■ To be done ■
Report every line below that holds the word "grid".

■ Given data ■
◆ ◆ ◆ ◆ ◆

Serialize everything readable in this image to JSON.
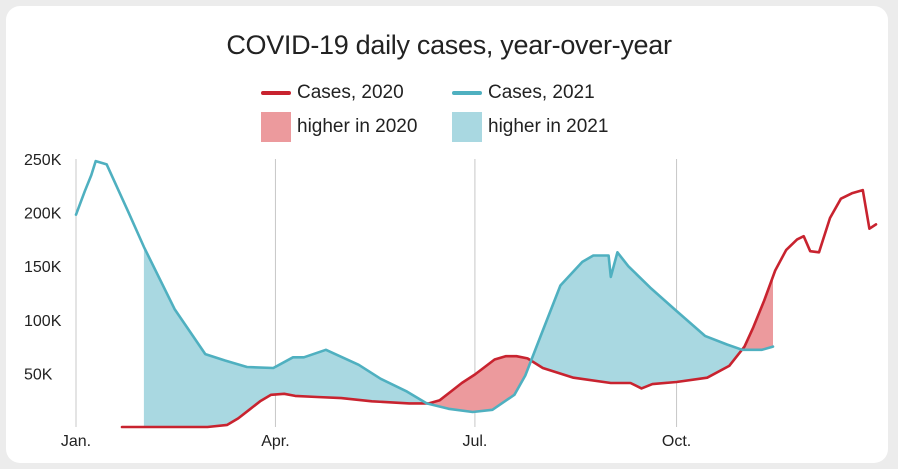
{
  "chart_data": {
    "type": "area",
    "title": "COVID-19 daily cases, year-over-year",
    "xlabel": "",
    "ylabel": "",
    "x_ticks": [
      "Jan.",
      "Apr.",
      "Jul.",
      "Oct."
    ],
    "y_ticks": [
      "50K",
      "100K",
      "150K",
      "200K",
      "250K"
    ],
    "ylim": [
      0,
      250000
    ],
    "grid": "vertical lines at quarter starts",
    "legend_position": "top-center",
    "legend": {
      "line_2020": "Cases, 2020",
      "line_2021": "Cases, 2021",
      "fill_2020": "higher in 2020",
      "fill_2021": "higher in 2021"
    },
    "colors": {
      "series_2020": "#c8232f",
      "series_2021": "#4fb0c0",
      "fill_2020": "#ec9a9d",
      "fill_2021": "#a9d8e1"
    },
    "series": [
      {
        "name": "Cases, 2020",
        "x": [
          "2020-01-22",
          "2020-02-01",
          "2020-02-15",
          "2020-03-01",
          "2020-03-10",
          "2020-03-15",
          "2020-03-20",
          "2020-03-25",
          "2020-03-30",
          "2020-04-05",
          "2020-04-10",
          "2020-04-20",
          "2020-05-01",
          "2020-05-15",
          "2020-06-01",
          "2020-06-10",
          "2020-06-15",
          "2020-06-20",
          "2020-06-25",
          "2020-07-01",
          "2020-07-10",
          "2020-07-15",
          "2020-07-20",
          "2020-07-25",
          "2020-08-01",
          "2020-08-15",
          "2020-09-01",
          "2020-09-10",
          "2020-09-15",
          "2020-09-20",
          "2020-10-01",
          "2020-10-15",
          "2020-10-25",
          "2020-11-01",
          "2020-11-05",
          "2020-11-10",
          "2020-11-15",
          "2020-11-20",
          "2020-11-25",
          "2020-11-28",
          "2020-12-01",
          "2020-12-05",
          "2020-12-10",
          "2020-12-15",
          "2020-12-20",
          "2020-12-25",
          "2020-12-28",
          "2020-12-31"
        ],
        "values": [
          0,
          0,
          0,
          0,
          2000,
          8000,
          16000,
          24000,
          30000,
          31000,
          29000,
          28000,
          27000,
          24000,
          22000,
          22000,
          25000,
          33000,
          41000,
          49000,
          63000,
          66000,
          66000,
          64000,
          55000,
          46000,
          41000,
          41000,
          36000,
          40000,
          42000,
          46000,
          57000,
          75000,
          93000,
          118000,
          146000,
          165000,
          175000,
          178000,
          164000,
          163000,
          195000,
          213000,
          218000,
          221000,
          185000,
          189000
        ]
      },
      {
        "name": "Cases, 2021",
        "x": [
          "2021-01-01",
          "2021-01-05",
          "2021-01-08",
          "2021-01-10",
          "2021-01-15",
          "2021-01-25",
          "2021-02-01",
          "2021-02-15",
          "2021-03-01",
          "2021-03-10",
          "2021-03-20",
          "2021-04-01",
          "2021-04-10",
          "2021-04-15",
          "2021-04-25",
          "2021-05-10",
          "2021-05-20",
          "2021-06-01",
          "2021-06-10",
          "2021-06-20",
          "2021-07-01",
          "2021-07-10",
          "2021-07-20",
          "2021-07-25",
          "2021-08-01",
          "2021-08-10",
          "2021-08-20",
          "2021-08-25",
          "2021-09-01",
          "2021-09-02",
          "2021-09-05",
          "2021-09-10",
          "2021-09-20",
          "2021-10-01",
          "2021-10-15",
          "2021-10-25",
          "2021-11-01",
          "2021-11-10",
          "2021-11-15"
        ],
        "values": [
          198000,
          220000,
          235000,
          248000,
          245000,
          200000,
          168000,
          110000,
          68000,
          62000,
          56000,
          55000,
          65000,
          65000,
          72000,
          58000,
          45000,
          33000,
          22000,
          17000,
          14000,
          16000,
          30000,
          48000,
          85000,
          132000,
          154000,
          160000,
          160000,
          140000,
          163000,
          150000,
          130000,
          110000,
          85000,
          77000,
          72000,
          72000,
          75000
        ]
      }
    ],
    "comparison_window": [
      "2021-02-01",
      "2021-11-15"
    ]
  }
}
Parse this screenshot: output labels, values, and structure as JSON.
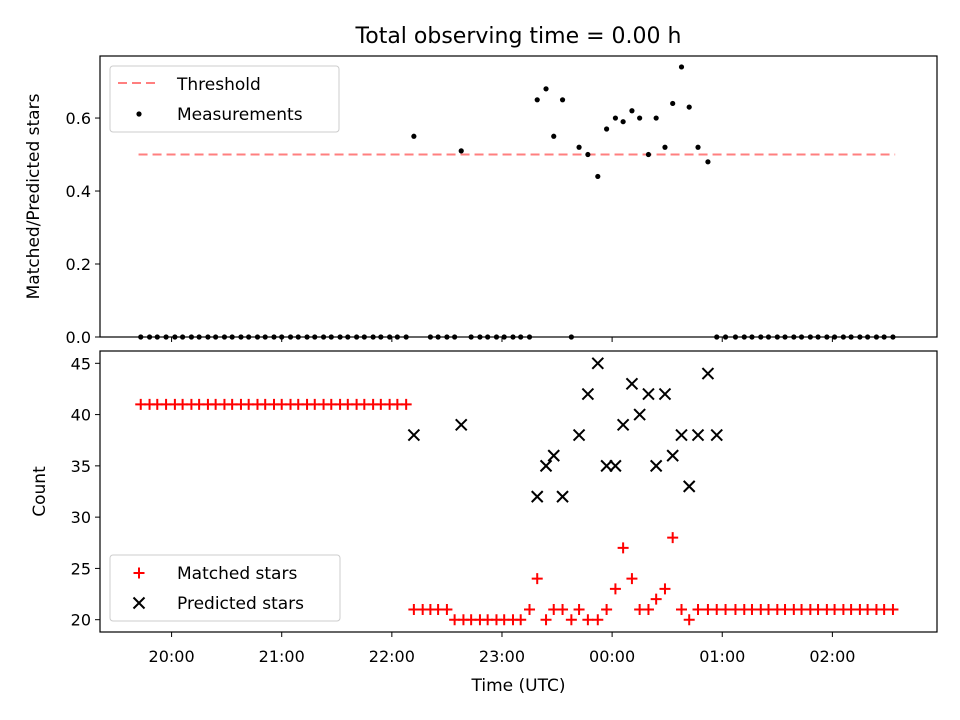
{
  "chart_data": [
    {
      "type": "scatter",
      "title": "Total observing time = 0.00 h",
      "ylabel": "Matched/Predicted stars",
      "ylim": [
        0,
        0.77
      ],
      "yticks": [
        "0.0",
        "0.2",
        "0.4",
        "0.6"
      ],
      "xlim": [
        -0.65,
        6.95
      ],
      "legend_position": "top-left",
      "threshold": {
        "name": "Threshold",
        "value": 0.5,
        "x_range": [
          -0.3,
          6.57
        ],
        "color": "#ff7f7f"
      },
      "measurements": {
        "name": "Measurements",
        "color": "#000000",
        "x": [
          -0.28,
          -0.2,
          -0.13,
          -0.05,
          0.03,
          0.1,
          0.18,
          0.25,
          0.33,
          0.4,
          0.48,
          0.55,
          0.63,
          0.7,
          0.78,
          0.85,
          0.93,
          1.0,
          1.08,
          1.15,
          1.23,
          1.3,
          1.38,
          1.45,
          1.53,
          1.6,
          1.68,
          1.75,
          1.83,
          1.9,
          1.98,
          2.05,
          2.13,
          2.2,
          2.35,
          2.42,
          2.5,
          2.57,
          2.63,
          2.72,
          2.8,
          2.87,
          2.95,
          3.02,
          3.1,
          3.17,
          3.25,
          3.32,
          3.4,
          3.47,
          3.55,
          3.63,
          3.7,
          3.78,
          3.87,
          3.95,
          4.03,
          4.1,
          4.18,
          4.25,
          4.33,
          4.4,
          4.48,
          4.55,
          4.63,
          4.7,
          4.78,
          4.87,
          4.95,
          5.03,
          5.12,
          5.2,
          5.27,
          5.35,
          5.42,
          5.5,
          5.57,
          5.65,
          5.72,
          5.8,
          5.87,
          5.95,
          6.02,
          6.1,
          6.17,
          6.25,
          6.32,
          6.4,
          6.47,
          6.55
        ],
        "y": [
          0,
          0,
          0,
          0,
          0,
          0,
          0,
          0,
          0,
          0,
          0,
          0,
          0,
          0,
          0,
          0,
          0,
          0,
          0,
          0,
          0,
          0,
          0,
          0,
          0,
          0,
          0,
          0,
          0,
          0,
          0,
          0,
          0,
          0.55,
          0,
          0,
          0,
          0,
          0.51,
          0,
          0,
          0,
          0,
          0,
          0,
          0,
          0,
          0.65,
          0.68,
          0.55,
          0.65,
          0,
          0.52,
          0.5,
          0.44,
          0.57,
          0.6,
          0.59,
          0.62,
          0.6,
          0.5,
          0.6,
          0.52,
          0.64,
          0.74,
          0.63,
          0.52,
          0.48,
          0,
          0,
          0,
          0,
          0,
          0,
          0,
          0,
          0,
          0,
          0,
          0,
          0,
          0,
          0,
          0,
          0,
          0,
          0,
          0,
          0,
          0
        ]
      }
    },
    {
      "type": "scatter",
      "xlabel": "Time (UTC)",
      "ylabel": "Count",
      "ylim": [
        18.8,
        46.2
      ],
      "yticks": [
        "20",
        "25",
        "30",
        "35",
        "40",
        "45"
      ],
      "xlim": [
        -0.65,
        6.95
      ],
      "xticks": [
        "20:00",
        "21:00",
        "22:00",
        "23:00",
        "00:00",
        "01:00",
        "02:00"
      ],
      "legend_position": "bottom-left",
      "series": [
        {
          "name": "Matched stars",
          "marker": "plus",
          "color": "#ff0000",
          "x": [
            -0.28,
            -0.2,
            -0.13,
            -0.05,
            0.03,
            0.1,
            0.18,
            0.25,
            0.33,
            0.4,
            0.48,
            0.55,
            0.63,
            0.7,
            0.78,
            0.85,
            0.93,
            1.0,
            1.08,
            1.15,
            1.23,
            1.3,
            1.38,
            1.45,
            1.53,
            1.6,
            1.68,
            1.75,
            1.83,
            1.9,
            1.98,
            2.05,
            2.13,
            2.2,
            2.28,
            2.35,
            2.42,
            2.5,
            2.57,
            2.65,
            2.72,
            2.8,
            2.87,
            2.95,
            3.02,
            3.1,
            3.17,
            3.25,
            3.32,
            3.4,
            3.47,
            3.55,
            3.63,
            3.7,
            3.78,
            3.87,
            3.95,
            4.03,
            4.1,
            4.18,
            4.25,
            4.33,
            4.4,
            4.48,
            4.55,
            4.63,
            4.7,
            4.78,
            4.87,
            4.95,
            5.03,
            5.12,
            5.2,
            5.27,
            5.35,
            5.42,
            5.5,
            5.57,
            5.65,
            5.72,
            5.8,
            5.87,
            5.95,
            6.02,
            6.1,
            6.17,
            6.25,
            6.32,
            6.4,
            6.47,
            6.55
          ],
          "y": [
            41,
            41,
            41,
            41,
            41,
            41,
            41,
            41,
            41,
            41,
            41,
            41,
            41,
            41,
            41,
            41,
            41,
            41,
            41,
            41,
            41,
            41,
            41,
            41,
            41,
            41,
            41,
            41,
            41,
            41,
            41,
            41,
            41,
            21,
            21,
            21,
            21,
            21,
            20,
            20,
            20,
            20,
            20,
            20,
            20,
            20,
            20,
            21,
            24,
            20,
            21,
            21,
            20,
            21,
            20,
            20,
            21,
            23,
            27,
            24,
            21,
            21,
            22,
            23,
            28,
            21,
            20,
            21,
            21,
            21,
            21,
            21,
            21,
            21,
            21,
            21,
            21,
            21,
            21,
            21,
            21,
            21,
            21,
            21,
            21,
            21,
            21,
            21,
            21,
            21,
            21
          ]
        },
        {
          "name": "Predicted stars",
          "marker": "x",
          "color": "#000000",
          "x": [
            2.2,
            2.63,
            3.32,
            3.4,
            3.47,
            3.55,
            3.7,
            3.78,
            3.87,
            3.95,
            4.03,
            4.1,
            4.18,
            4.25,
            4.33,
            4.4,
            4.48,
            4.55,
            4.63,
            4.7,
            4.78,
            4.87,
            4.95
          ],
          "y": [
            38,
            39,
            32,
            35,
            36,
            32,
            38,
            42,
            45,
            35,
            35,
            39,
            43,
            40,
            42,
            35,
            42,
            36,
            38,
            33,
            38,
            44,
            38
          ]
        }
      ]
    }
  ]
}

◆ ◆ ◆ ◆ ◆

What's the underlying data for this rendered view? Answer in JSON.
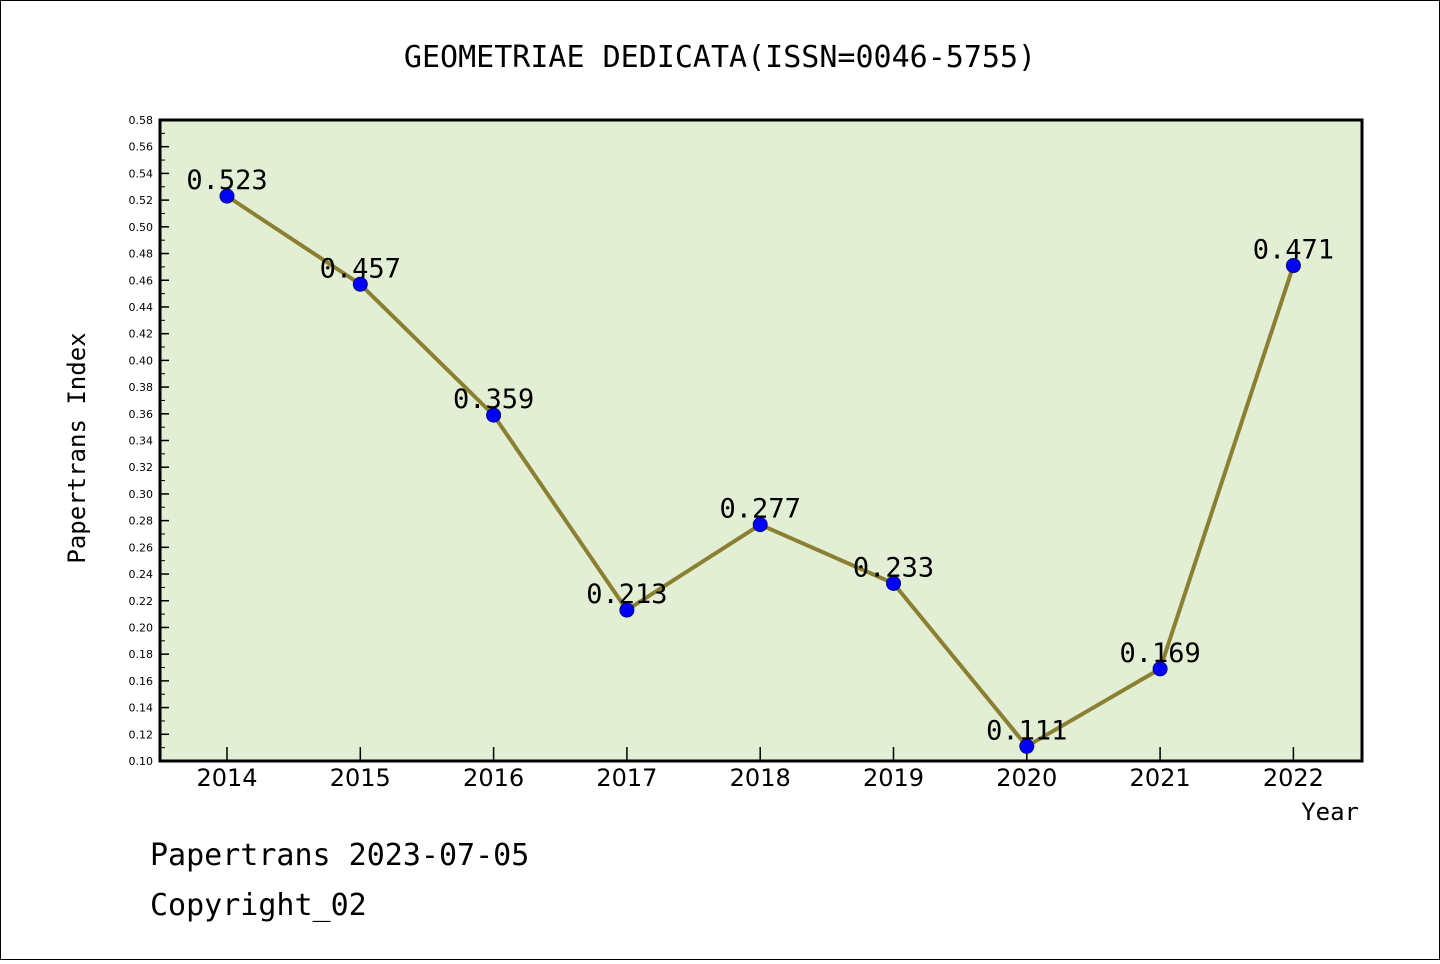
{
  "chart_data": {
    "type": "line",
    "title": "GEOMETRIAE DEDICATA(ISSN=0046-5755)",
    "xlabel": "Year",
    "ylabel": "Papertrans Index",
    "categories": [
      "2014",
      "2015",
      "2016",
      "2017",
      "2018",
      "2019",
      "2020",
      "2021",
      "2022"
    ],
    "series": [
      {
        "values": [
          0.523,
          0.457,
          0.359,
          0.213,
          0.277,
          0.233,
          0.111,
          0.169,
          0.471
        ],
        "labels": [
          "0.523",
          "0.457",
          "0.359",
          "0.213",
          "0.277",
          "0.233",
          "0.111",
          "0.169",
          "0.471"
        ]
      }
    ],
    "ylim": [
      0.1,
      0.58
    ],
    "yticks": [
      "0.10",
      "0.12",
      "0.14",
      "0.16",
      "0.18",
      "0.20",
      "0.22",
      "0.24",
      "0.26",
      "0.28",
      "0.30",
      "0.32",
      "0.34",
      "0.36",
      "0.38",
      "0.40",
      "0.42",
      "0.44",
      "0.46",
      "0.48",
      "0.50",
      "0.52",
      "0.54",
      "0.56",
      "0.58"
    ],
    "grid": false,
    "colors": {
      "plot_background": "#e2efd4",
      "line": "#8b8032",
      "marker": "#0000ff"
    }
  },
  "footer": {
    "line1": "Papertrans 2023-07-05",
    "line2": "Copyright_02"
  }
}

◆ ◆ ◆ ◆ ◆

■ Written solution ■
    "grid": "vertical lines at quarter starts",
    "grid": false,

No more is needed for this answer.